Please extract the lines of the data below, from the very first line through the line containing "candle — [334, 471, 354, 511]", and copy them without any changes.

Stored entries

====

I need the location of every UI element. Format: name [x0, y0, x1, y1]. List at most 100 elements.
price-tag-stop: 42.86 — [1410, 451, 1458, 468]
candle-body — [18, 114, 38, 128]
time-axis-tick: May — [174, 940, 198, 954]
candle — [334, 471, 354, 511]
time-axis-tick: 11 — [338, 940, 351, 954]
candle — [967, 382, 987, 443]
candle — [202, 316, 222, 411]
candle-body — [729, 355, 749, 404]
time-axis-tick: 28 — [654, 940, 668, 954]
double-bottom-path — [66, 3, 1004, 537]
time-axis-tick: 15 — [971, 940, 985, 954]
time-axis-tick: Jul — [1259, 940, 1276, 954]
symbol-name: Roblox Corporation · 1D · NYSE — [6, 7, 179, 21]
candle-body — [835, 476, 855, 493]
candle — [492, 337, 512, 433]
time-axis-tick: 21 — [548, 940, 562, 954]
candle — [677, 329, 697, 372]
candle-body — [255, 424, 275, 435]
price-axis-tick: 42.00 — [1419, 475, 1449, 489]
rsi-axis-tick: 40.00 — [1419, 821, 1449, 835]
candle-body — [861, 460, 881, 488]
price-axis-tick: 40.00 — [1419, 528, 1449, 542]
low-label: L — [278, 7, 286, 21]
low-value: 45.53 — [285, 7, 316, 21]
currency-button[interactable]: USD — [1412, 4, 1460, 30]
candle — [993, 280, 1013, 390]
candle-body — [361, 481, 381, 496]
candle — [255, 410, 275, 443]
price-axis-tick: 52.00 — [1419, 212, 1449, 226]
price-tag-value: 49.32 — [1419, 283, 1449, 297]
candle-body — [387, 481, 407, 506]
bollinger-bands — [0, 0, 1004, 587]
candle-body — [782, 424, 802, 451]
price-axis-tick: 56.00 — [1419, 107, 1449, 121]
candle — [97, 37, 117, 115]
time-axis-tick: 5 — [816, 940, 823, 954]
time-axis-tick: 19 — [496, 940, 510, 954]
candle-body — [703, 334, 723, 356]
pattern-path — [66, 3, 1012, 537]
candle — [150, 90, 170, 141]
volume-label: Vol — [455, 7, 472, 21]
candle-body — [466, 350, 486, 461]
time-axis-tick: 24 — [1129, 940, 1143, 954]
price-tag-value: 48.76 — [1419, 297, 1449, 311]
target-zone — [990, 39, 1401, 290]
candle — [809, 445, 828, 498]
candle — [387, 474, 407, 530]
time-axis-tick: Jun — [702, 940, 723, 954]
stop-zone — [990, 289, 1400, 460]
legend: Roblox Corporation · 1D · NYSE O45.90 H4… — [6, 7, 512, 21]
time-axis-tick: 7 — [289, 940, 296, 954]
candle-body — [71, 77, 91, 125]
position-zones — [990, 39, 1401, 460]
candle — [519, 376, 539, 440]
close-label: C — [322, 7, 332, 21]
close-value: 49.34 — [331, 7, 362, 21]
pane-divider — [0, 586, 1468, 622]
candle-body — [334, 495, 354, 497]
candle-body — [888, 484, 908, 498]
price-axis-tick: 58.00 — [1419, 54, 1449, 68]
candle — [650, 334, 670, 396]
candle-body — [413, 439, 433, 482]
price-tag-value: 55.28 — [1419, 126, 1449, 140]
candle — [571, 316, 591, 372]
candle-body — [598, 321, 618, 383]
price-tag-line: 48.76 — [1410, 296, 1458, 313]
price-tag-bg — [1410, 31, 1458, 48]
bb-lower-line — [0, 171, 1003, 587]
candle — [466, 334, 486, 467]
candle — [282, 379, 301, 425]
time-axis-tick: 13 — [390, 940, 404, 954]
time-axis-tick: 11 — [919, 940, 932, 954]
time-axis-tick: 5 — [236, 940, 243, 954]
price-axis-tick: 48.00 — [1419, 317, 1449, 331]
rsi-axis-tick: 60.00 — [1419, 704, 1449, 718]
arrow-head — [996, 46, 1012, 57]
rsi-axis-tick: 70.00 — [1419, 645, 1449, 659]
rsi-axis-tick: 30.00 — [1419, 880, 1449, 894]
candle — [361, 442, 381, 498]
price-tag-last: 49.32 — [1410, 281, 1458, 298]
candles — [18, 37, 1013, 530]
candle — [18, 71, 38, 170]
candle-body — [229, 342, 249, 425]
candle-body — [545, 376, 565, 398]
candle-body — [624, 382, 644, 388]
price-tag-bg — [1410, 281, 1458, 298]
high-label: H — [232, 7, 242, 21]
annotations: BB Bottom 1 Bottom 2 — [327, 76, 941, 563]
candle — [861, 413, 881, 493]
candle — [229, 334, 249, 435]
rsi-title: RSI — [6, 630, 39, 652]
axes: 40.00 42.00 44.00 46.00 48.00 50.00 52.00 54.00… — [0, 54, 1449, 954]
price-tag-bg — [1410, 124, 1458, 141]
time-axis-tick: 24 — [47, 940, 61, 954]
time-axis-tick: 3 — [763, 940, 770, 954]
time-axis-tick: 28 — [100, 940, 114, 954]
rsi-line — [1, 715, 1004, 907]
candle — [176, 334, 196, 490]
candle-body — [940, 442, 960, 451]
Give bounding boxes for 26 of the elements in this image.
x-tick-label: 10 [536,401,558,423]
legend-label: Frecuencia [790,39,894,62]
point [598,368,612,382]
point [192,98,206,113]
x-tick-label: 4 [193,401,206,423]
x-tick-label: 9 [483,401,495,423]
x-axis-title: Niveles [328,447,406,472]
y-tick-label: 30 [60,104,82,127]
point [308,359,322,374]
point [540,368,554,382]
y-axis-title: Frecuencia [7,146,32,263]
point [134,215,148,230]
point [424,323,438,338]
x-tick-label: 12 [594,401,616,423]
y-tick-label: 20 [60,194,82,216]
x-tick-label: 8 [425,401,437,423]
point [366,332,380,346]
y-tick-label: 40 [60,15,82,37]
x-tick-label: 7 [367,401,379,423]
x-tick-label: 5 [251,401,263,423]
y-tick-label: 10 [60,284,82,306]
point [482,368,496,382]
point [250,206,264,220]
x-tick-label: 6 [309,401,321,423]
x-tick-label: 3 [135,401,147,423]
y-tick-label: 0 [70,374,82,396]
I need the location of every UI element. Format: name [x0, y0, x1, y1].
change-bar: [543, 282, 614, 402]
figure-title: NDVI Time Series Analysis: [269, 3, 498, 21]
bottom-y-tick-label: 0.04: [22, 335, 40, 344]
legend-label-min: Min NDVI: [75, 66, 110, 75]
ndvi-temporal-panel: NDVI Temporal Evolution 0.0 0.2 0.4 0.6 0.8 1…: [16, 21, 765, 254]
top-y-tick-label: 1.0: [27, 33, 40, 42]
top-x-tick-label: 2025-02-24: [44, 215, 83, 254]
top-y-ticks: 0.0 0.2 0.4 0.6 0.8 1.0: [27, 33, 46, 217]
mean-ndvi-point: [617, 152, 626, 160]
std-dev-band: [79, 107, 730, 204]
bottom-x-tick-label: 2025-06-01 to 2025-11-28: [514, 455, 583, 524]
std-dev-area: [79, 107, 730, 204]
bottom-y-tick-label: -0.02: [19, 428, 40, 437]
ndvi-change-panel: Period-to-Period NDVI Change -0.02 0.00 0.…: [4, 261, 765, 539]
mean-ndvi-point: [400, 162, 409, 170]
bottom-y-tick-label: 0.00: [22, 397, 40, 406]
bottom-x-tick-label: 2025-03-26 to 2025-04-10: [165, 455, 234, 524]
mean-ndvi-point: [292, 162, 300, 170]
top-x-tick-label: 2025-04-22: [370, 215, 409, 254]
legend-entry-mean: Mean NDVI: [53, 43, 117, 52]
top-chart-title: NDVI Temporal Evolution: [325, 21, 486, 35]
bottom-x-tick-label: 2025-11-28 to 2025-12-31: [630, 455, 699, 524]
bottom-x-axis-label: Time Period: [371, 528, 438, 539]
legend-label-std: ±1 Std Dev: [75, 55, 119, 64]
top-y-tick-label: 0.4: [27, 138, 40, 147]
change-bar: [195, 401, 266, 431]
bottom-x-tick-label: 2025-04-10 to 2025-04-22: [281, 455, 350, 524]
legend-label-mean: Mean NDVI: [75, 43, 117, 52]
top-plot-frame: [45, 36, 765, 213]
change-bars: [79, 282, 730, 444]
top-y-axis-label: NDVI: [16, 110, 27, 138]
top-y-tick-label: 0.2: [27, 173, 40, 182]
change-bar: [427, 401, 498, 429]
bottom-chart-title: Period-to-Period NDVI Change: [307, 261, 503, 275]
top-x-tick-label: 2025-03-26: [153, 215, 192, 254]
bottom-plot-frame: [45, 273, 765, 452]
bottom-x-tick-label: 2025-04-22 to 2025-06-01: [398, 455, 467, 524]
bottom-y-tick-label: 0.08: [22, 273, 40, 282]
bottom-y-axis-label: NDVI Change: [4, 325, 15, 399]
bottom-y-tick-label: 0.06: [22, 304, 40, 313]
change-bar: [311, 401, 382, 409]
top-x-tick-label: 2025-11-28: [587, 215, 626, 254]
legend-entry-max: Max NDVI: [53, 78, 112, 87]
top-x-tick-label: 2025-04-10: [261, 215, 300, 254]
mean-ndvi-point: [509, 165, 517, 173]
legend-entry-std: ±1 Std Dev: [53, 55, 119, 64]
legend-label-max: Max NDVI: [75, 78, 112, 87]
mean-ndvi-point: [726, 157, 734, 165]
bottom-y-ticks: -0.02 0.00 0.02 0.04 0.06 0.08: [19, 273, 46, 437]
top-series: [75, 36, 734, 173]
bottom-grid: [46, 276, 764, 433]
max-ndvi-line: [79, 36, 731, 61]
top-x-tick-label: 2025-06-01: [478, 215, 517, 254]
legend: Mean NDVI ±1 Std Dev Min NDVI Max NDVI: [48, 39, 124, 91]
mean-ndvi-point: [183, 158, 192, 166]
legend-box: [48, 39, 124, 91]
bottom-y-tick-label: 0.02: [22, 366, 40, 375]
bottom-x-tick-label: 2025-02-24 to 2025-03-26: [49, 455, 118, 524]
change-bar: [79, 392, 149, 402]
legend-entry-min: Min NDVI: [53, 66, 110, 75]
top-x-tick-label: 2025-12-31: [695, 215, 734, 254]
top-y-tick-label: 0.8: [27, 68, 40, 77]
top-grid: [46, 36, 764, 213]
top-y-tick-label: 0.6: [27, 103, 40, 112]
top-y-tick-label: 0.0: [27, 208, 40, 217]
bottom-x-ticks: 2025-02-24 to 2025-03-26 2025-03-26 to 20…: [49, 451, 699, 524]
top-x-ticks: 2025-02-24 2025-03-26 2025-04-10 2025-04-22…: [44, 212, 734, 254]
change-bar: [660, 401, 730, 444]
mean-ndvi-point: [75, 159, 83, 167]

====

■ Task output:
I need the location of every UI element. Format: name [x0, y0, x1, y1]. List at most 100 elements.
price-tag-stop: 42.86 — [1410, 451, 1458, 468]
candle-body — [18, 114, 38, 128]
time-axis-tick: May — [174, 940, 198, 954]
candle — [334, 471, 354, 511]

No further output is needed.